--- Start of Material shown ---

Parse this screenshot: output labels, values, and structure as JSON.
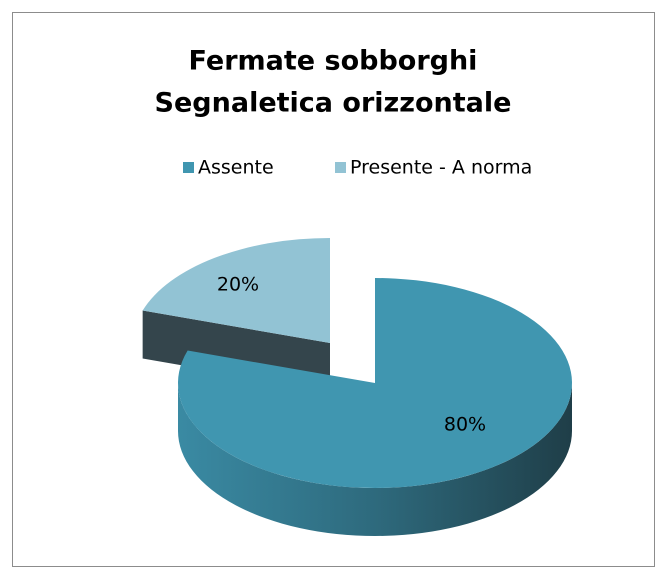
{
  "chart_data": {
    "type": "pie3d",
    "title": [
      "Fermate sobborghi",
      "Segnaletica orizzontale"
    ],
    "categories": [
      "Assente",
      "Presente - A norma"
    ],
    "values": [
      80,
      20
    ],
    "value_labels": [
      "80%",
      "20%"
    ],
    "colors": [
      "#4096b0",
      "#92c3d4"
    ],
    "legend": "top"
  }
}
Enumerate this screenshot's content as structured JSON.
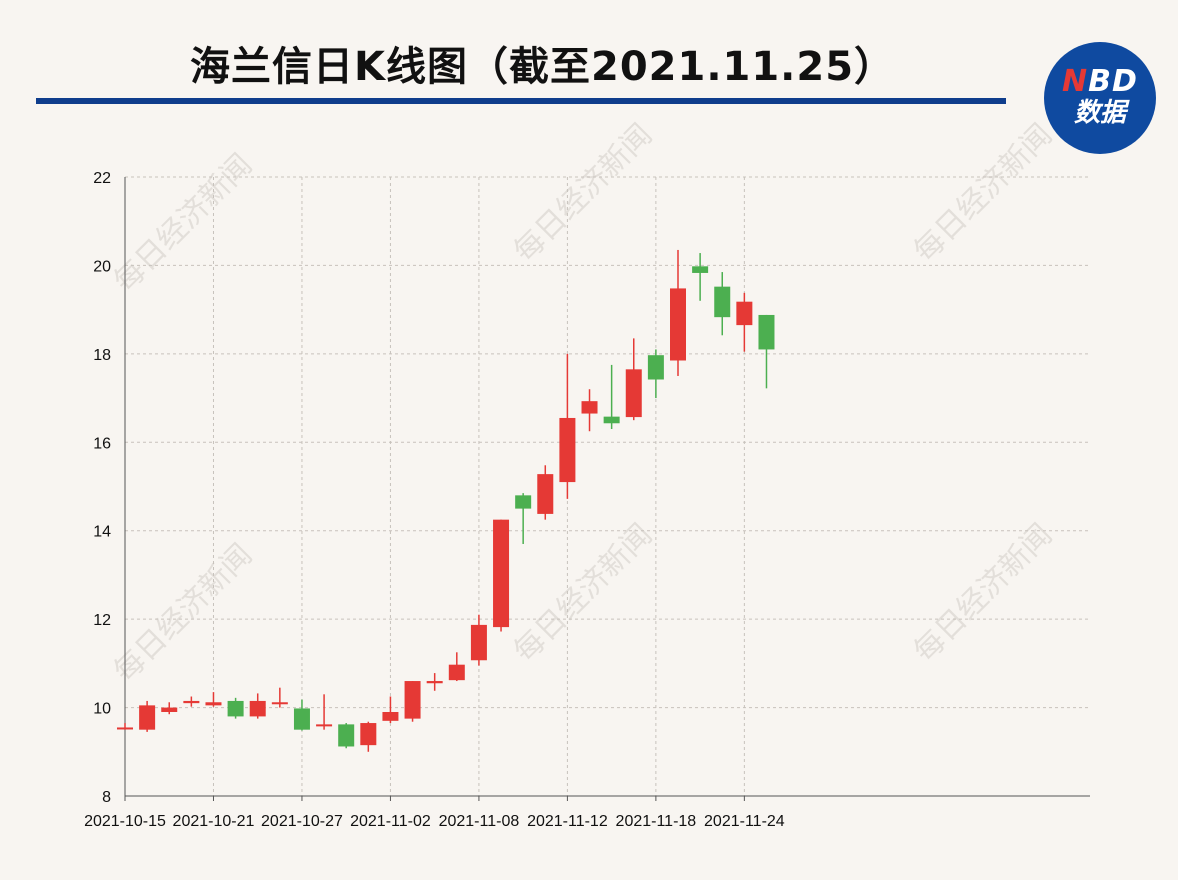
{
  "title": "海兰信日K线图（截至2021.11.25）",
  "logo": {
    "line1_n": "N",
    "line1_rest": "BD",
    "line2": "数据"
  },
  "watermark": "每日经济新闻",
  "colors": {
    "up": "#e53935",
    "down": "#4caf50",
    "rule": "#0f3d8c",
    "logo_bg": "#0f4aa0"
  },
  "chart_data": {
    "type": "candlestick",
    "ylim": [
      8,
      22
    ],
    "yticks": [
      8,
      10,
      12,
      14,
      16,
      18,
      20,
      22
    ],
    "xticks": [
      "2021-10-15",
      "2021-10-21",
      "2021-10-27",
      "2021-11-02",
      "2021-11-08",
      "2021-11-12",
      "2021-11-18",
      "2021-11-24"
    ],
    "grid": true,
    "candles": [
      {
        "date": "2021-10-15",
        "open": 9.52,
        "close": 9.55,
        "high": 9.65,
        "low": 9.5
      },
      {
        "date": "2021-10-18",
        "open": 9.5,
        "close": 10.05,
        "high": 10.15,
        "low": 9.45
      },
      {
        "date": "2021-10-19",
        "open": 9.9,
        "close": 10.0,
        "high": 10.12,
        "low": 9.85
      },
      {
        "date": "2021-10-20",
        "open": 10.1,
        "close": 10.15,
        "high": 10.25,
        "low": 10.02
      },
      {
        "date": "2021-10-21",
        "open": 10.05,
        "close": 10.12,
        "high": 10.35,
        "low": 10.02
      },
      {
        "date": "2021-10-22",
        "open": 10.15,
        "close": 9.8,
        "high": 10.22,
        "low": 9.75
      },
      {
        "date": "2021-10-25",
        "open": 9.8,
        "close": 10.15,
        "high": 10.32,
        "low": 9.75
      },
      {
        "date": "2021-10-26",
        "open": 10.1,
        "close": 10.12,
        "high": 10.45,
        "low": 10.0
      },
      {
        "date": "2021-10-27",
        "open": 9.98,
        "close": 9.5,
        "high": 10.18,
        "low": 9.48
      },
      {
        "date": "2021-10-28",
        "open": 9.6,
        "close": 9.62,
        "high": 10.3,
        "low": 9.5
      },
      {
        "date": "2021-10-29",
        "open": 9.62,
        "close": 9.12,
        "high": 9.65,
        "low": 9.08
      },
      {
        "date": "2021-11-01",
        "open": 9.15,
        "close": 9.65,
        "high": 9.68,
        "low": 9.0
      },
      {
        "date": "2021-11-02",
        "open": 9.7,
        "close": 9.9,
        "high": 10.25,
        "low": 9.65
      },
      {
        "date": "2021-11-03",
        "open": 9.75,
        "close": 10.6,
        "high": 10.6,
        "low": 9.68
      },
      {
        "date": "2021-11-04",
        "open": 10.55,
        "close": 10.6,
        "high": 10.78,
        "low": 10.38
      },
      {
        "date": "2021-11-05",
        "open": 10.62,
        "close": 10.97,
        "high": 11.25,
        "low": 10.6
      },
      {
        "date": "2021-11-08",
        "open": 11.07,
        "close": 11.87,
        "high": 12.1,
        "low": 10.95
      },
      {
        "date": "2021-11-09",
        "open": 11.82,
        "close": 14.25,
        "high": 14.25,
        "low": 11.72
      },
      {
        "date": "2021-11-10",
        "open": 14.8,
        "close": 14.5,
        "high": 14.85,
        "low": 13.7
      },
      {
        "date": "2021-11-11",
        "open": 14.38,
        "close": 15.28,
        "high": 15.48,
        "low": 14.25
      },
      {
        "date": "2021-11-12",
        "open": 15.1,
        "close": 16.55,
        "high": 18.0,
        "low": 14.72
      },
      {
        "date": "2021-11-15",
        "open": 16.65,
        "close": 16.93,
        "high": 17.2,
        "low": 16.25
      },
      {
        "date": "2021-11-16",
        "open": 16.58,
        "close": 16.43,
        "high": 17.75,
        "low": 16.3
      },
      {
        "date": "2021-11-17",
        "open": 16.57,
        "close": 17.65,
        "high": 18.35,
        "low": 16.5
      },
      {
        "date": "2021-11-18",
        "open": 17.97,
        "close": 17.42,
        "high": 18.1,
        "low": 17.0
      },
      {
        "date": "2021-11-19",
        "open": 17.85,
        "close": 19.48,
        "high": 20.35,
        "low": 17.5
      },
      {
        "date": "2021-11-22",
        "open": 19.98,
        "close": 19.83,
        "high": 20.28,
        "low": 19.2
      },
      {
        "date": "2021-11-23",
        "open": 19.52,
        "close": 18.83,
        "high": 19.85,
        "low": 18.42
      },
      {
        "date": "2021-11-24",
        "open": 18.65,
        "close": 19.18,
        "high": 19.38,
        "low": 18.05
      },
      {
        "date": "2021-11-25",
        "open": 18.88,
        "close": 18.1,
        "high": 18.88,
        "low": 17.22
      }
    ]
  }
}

--- End of Material shown ---

* Stated goal *
Omit the pictures, then output the rest of the listing exactly.

* Written response *
Parse this screenshot: output labels, values, and structure as JSON.
{
  "chart_data": {
    "type": "pie3d",
    "title": [
      "Fermate sobborghi",
      "Segnaletica orizzontale"
    ],
    "categories": [
      "Assente",
      "Presente - A norma"
    ],
    "values": [
      80,
      20
    ],
    "value_labels": [
      "80%",
      "20%"
    ],
    "colors": [
      "#4096b0",
      "#92c3d4"
    ],
    "legend": "top"
  }
}
Enumerate this screenshot's content as structured JSON.
{
  "title": "海兰信日K线图（截至2021.11.25）",
  "logo": {
    "line1_n": "N",
    "line1_rest": "BD",
    "line2": "数据"
  },
  "watermark": "每日经济新闻",
  "colors": {
    "up": "#e53935",
    "down": "#4caf50",
    "rule": "#0f3d8c",
    "logo_bg": "#0f4aa0"
  },
  "chart_data": {
    "type": "candlestick",
    "ylim": [
      8,
      22
    ],
    "yticks": [
      8,
      10,
      12,
      14,
      16,
      18,
      20,
      22
    ],
    "xticks": [
      "2021-10-15",
      "2021-10-21",
      "2021-10-27",
      "2021-11-02",
      "2021-11-08",
      "2021-11-12",
      "2021-11-18",
      "2021-11-24"
    ],
    "grid": true,
    "candles": [
      {
        "date": "2021-10-15",
        "open": 9.52,
        "close": 9.55,
        "high": 9.65,
        "low": 9.5
      },
      {
        "date": "2021-10-18",
        "open": 9.5,
        "close": 10.05,
        "high": 10.15,
        "low": 9.45
      },
      {
        "date": "2021-10-19",
        "open": 9.9,
        "close": 10.0,
        "high": 10.12,
        "low": 9.85
      },
      {
        "date": "2021-10-20",
        "open": 10.1,
        "close": 10.15,
        "high": 10.25,
        "low": 10.02
      },
      {
        "date": "2021-10-21",
        "open": 10.05,
        "close": 10.12,
        "high": 10.35,
        "low": 10.02
      },
      {
        "date": "2021-10-22",
        "open": 10.15,
        "close": 9.8,
        "high": 10.22,
        "low": 9.75
      },
      {
        "date": "2021-10-25",
        "open": 9.8,
        "close": 10.15,
        "high": 10.32,
        "low": 9.75
      },
      {
        "date": "2021-10-26",
        "open": 10.1,
        "close": 10.12,
        "high": 10.45,
        "low": 10.0
      },
      {
        "date": "2021-10-27",
        "open": 9.98,
        "close": 9.5,
        "high": 10.18,
        "low": 9.48
      },
      {
        "date": "2021-10-28",
        "open": 9.6,
        "close": 9.62,
        "high": 10.3,
        "low": 9.5
      },
      {
        "date": "2021-10-29",
        "open": 9.62,
        "close": 9.12,
        "high": 9.65,
        "low": 9.08
      },
      {
        "date": "2021-11-01",
        "open": 9.15,
        "close": 9.65,
        "high": 9.68,
        "low": 9.0
      },
      {
        "date": "2021-11-02",
        "open": 9.7,
        "close": 9.9,
        "high": 10.25,
        "low": 9.65
      },
      {
        "date": "2021-11-03",
        "open": 9.75,
        "close": 10.6,
        "high": 10.6,
        "low": 9.68
      },
      {
        "date": "2021-11-04",
        "open": 10.55,
        "close": 10.6,
        "high": 10.78,
        "low": 10.38
      },
      {
        "date": "2021-11-05",
        "open": 10.62,
        "close": 10.97,
        "high": 11.25,
        "low": 10.6
      },
      {
        "date": "2021-11-08",
        "open": 11.07,
        "close": 11.87,
        "high": 12.1,
        "low": 10.95
      },
      {
        "date": "2021-11-09",
        "open": 11.82,
        "close": 14.25,
        "high": 14.25,
        "low": 11.72
      },
      {
        "date": "2021-11-10",
        "open": 14.8,
        "close": 14.5,
        "high": 14.85,
        "low": 13.7
      },
      {
        "date": "2021-11-11",
        "open": 14.38,
        "close": 15.28,
        "high": 15.48,
        "low": 14.25
      },
      {
        "date": "2021-11-12",
        "open": 15.1,
        "close": 16.55,
        "high": 18.0,
        "low": 14.72
      },
      {
        "date": "2021-11-15",
        "open": 16.65,
        "close": 16.93,
        "high": 17.2,
        "low": 16.25
      },
      {
        "date": "2021-11-16",
        "open": 16.58,
        "close": 16.43,
        "high": 17.75,
        "low": 16.3
      },
      {
        "date": "2021-11-17",
        "open": 16.57,
        "close": 17.65,
        "high": 18.35,
        "low": 16.5
      },
      {
        "date": "2021-11-18",
        "open": 17.97,
        "close": 17.42,
        "high": 18.1,
        "low": 17.0
      },
      {
        "date": "2021-11-19",
        "open": 17.85,
        "close": 19.48,
        "high": 20.35,
        "low": 17.5
      },
      {
        "date": "2021-11-22",
        "open": 19.98,
        "close": 19.83,
        "high": 20.28,
        "low": 19.2
      },
      {
        "date": "2021-11-23",
        "open": 19.52,
        "close": 18.83,
        "high": 19.85,
        "low": 18.42
      },
      {
        "date": "2021-11-24",
        "open": 18.65,
        "close": 19.18,
        "high": 19.38,
        "low": 18.05
      },
      {
        "date": "2021-11-25",
        "open": 18.88,
        "close": 18.1,
        "high": 18.88,
        "low": 17.22
      }
    ]
  }
}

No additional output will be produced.